>>>>>

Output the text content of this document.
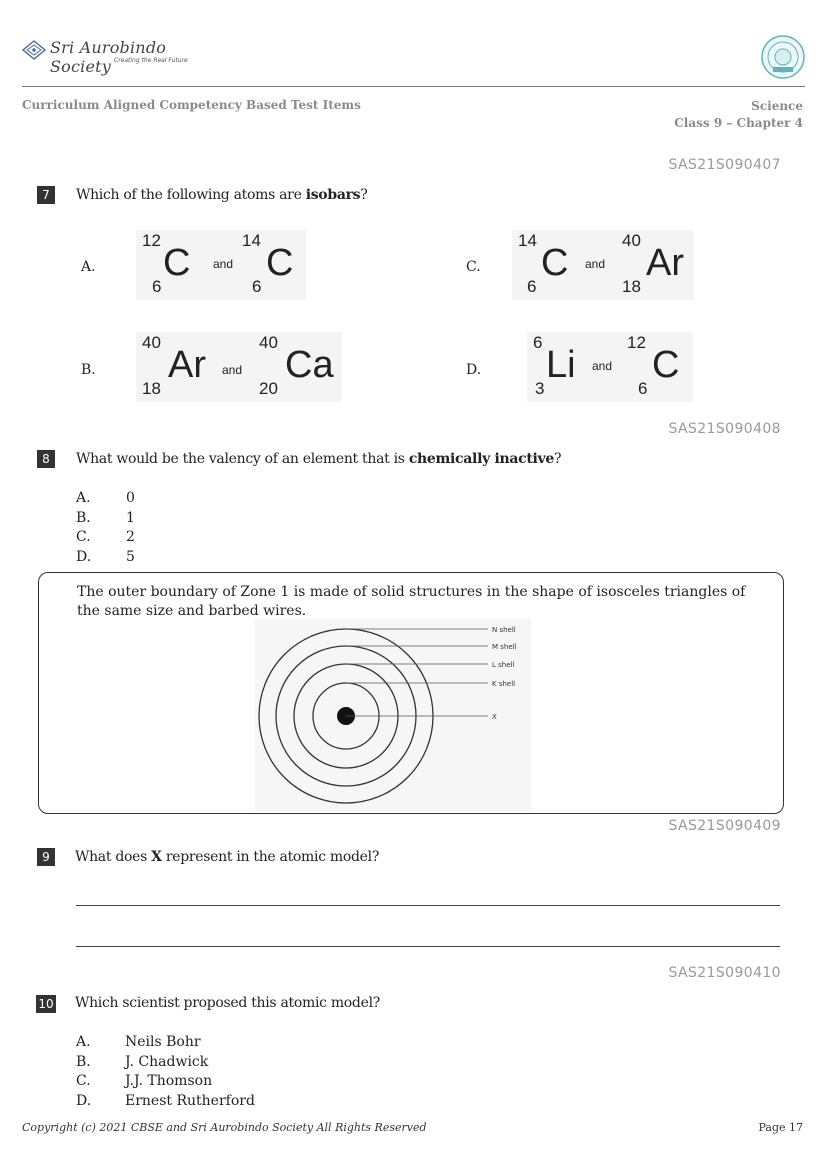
Sri Aurobindo Society Creating the Real Future
Curriculum Aligned Competency Based Test Items	Science
Class 9 – Chapter 4
SAS21S090407
7	Which of the following atoms are isobars?
A.
12
C
6
and
14
C
6
C.
14
C
6
and
40
Ar
18
B.
40
Ar
18
and
40
Ca
20
D.
6
Li
3
and
12
C
6
SAS21S090408
8	What would be the valency of an element that is chemically inactive?
A.	0
B.	1
C.	2
D. 5
The outer boundary of Zone 1 is made of solid structures in the shape of isosceles triangles of the same size and barbed wires.
N shell
M shell
L shell
K shell
X
SAS21S090409
9	What does X represent in the atomic model?
SAS21S090410
10 Which scientist proposed this atomic model?
A. Neils Bohr
B. J. Chadwick
C. J.J. Thomson
D. Ernest Rutherford
Copyright (c) 2021 CBSE and Sri Aurobindo Society All Rights Reserved	Page 17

<<<<<

**Work to be completed**
Only a number is wanted: how many lines above include "What"?

**Solution to this exercise**
2